Work instructions
Pictures aside, quote the whole listing exactly.

Data to process
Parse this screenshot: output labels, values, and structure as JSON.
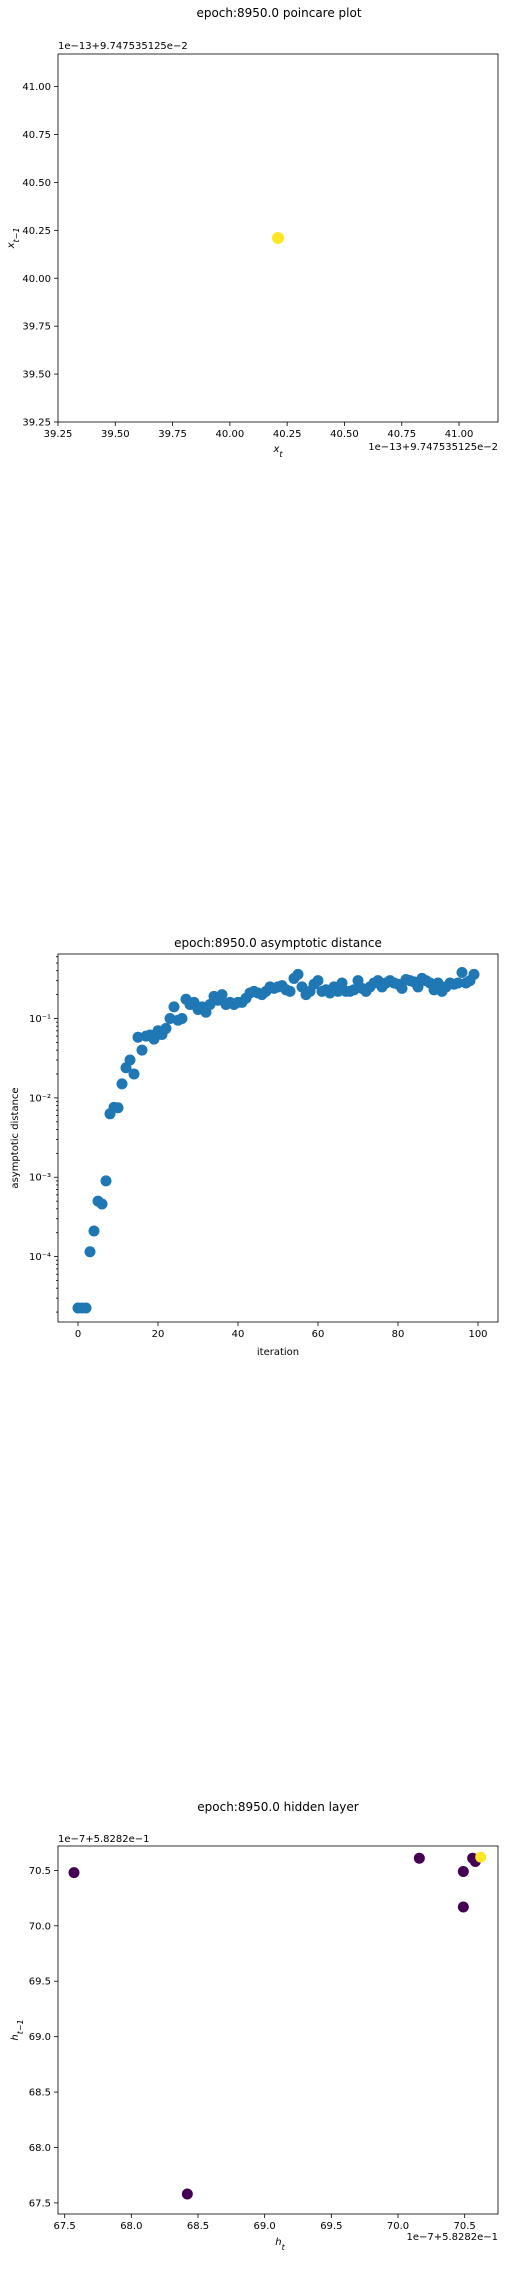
{
  "chart_data": [
    {
      "type": "scatter",
      "title": "epoch:8950.0 poincare plot",
      "xlabel": "x_t",
      "ylabel": "x_{t-1}",
      "x_offset_text": "1e−13+9.747535125e−2",
      "y_offset_text": "1e−13+9.747535125e−2",
      "xlim": [
        39.25,
        41.17
      ],
      "ylim": [
        39.25,
        41.17
      ],
      "xticks": [
        "39.25",
        "39.50",
        "39.75",
        "40.00",
        "40.25",
        "40.50",
        "40.75",
        "41.00"
      ],
      "yticks": [
        "39.25",
        "39.50",
        "39.75",
        "40.00",
        "40.25",
        "40.50",
        "40.75",
        "41.00"
      ],
      "tick_values": [
        39.25,
        39.5,
        39.75,
        40.0,
        40.25,
        40.5,
        40.75,
        41.0
      ],
      "grid": false,
      "points": [
        {
          "x": 40.21,
          "y": 40.21,
          "color": "#fde725"
        }
      ]
    },
    {
      "type": "scatter",
      "title": "epoch:8950.0 asymptotic distance",
      "xlabel": "iteration",
      "ylabel": "asymptotic distance",
      "yscale": "log",
      "xlim": [
        -5,
        105
      ],
      "ylim": [
        1.5e-05,
        0.65
      ],
      "xticks": [
        "0",
        "20",
        "40",
        "60",
        "80",
        "100"
      ],
      "xtick_values": [
        0,
        20,
        40,
        60,
        80,
        100
      ],
      "yticks": [
        "10⁻⁴",
        "10⁻³",
        "10⁻²",
        "10⁻¹"
      ],
      "ytick_values": [
        0.0001,
        0.001,
        0.01,
        0.1
      ],
      "color": "#1f77b4",
      "grid": false,
      "x": [
        0,
        1,
        2,
        3,
        4,
        5,
        6,
        7,
        8,
        9,
        10,
        11,
        12,
        13,
        14,
        15,
        16,
        17,
        18,
        19,
        20,
        21,
        22,
        23,
        24,
        25,
        26,
        27,
        28,
        29,
        30,
        31,
        32,
        33,
        34,
        35,
        36,
        37,
        38,
        39,
        40,
        41,
        42,
        43,
        44,
        45,
        46,
        47,
        48,
        49,
        50,
        51,
        52,
        53,
        54,
        55,
        56,
        57,
        58,
        59,
        60,
        61,
        62,
        63,
        64,
        65,
        66,
        67,
        68,
        69,
        70,
        71,
        72,
        73,
        74,
        75,
        76,
        77,
        78,
        79,
        80,
        81,
        82,
        83,
        84,
        85,
        86,
        87,
        88,
        89,
        90,
        91,
        92,
        93,
        94,
        95,
        96,
        97,
        98,
        99
      ],
      "y": [
        2.25e-05,
        2.25e-05,
        2.25e-05,
        0.000115,
        0.00021,
        0.0005,
        0.00046,
        0.0009,
        0.0063,
        0.0076,
        0.0075,
        0.015,
        0.024,
        0.03,
        0.02,
        0.058,
        0.04,
        0.06,
        0.062,
        0.055,
        0.07,
        0.063,
        0.075,
        0.1,
        0.14,
        0.095,
        0.1,
        0.175,
        0.15,
        0.16,
        0.13,
        0.14,
        0.12,
        0.15,
        0.19,
        0.17,
        0.2,
        0.15,
        0.16,
        0.15,
        0.16,
        0.16,
        0.18,
        0.21,
        0.22,
        0.21,
        0.2,
        0.22,
        0.25,
        0.24,
        0.25,
        0.26,
        0.23,
        0.22,
        0.32,
        0.36,
        0.25,
        0.2,
        0.22,
        0.27,
        0.3,
        0.22,
        0.23,
        0.21,
        0.25,
        0.22,
        0.28,
        0.22,
        0.22,
        0.23,
        0.3,
        0.24,
        0.22,
        0.25,
        0.28,
        0.3,
        0.25,
        0.28,
        0.3,
        0.28,
        0.27,
        0.24,
        0.31,
        0.3,
        0.29,
        0.25,
        0.32,
        0.3,
        0.28,
        0.23,
        0.28,
        0.22,
        0.25,
        0.28,
        0.27,
        0.28,
        0.38,
        0.28,
        0.3,
        0.36
      ]
    },
    {
      "type": "scatter",
      "title": "epoch:8950.0 hidden layer",
      "xlabel": "h_t",
      "ylabel": "h_{t-1}",
      "x_offset_text": "1e−7+5.8282e−1",
      "y_offset_text": "1e−7+5.8282e−1",
      "xlim": [
        67.45,
        70.75
      ],
      "ylim": [
        67.4,
        70.72
      ],
      "xticks": [
        "67.5",
        "68.0",
        "68.5",
        "69.0",
        "69.5",
        "70.0",
        "70.5"
      ],
      "xtick_values": [
        67.5,
        68.0,
        68.5,
        69.0,
        69.5,
        70.0,
        70.5
      ],
      "yticks": [
        "67.5",
        "68.0",
        "68.5",
        "69.0",
        "69.5",
        "70.0",
        "70.5"
      ],
      "ytick_values": [
        67.5,
        68.0,
        68.5,
        69.0,
        69.5,
        70.0,
        70.5
      ],
      "grid": false,
      "points": [
        {
          "x": 67.57,
          "y": 70.48,
          "color": "#440154"
        },
        {
          "x": 68.42,
          "y": 67.58,
          "color": "#440154"
        },
        {
          "x": 70.16,
          "y": 70.61,
          "color": "#440154"
        },
        {
          "x": 70.49,
          "y": 70.49,
          "color": "#440154"
        },
        {
          "x": 70.49,
          "y": 70.17,
          "color": "#440154"
        },
        {
          "x": 70.58,
          "y": 70.58,
          "color": "#440154"
        },
        {
          "x": 70.56,
          "y": 70.61,
          "color": "#440154"
        },
        {
          "x": 70.62,
          "y": 70.62,
          "color": "#fde725"
        }
      ]
    }
  ]
}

Problem solution
Parse this screenshot: output labels, values, and structure as JSON.
{
  "chart_data": [
    {
      "type": "scatter",
      "title": "epoch:8950.0 poincare plot",
      "xlabel": "x_t",
      "ylabel": "x_{t-1}",
      "x_offset_text": "1e−13+9.747535125e−2",
      "y_offset_text": "1e−13+9.747535125e−2",
      "xlim": [
        39.25,
        41.17
      ],
      "ylim": [
        39.25,
        41.17
      ],
      "xticks": [
        "39.25",
        "39.50",
        "39.75",
        "40.00",
        "40.25",
        "40.50",
        "40.75",
        "41.00"
      ],
      "yticks": [
        "39.25",
        "39.50",
        "39.75",
        "40.00",
        "40.25",
        "40.50",
        "40.75",
        "41.00"
      ],
      "tick_values": [
        39.25,
        39.5,
        39.75,
        40.0,
        40.25,
        40.5,
        40.75,
        41.0
      ],
      "grid": false,
      "points": [
        {
          "x": 40.21,
          "y": 40.21,
          "color": "#fde725"
        }
      ]
    },
    {
      "type": "scatter",
      "title": "epoch:8950.0 asymptotic distance",
      "xlabel": "iteration",
      "ylabel": "asymptotic distance",
      "yscale": "log",
      "xlim": [
        -5,
        105
      ],
      "ylim": [
        1.5e-05,
        0.65
      ],
      "xticks": [
        "0",
        "20",
        "40",
        "60",
        "80",
        "100"
      ],
      "xtick_values": [
        0,
        20,
        40,
        60,
        80,
        100
      ],
      "yticks": [
        "10⁻⁴",
        "10⁻³",
        "10⁻²",
        "10⁻¹"
      ],
      "ytick_values": [
        0.0001,
        0.001,
        0.01,
        0.1
      ],
      "color": "#1f77b4",
      "grid": false,
      "x": [
        0,
        1,
        2,
        3,
        4,
        5,
        6,
        7,
        8,
        9,
        10,
        11,
        12,
        13,
        14,
        15,
        16,
        17,
        18,
        19,
        20,
        21,
        22,
        23,
        24,
        25,
        26,
        27,
        28,
        29,
        30,
        31,
        32,
        33,
        34,
        35,
        36,
        37,
        38,
        39,
        40,
        41,
        42,
        43,
        44,
        45,
        46,
        47,
        48,
        49,
        50,
        51,
        52,
        53,
        54,
        55,
        56,
        57,
        58,
        59,
        60,
        61,
        62,
        63,
        64,
        65,
        66,
        67,
        68,
        69,
        70,
        71,
        72,
        73,
        74,
        75,
        76,
        77,
        78,
        79,
        80,
        81,
        82,
        83,
        84,
        85,
        86,
        87,
        88,
        89,
        90,
        91,
        92,
        93,
        94,
        95,
        96,
        97,
        98,
        99
      ],
      "y": [
        2.25e-05,
        2.25e-05,
        2.25e-05,
        0.000115,
        0.00021,
        0.0005,
        0.00046,
        0.0009,
        0.0063,
        0.0076,
        0.0075,
        0.015,
        0.024,
        0.03,
        0.02,
        0.058,
        0.04,
        0.06,
        0.062,
        0.055,
        0.07,
        0.063,
        0.075,
        0.1,
        0.14,
        0.095,
        0.1,
        0.175,
        0.15,
        0.16,
        0.13,
        0.14,
        0.12,
        0.15,
        0.19,
        0.17,
        0.2,
        0.15,
        0.16,
        0.15,
        0.16,
        0.16,
        0.18,
        0.21,
        0.22,
        0.21,
        0.2,
        0.22,
        0.25,
        0.24,
        0.25,
        0.26,
        0.23,
        0.22,
        0.32,
        0.36,
        0.25,
        0.2,
        0.22,
        0.27,
        0.3,
        0.22,
        0.23,
        0.21,
        0.25,
        0.22,
        0.28,
        0.22,
        0.22,
        0.23,
        0.3,
        0.24,
        0.22,
        0.25,
        0.28,
        0.3,
        0.25,
        0.28,
        0.3,
        0.28,
        0.27,
        0.24,
        0.31,
        0.3,
        0.29,
        0.25,
        0.32,
        0.3,
        0.28,
        0.23,
        0.28,
        0.22,
        0.25,
        0.28,
        0.27,
        0.28,
        0.38,
        0.28,
        0.3,
        0.36
      ]
    },
    {
      "type": "scatter",
      "title": "epoch:8950.0 hidden layer",
      "xlabel": "h_t",
      "ylabel": "h_{t-1}",
      "x_offset_text": "1e−7+5.8282e−1",
      "y_offset_text": "1e−7+5.8282e−1",
      "xlim": [
        67.45,
        70.75
      ],
      "ylim": [
        67.4,
        70.72
      ],
      "xticks": [
        "67.5",
        "68.0",
        "68.5",
        "69.0",
        "69.5",
        "70.0",
        "70.5"
      ],
      "xtick_values": [
        67.5,
        68.0,
        68.5,
        69.0,
        69.5,
        70.0,
        70.5
      ],
      "yticks": [
        "67.5",
        "68.0",
        "68.5",
        "69.0",
        "69.5",
        "70.0",
        "70.5"
      ],
      "ytick_values": [
        67.5,
        68.0,
        68.5,
        69.0,
        69.5,
        70.0,
        70.5
      ],
      "grid": false,
      "points": [
        {
          "x": 67.57,
          "y": 70.48,
          "color": "#440154"
        },
        {
          "x": 68.42,
          "y": 67.58,
          "color": "#440154"
        },
        {
          "x": 70.16,
          "y": 70.61,
          "color": "#440154"
        },
        {
          "x": 70.49,
          "y": 70.49,
          "color": "#440154"
        },
        {
          "x": 70.49,
          "y": 70.17,
          "color": "#440154"
        },
        {
          "x": 70.58,
          "y": 70.58,
          "color": "#440154"
        },
        {
          "x": 70.56,
          "y": 70.61,
          "color": "#440154"
        },
        {
          "x": 70.62,
          "y": 70.62,
          "color": "#fde725"
        }
      ]
    }
  ]
}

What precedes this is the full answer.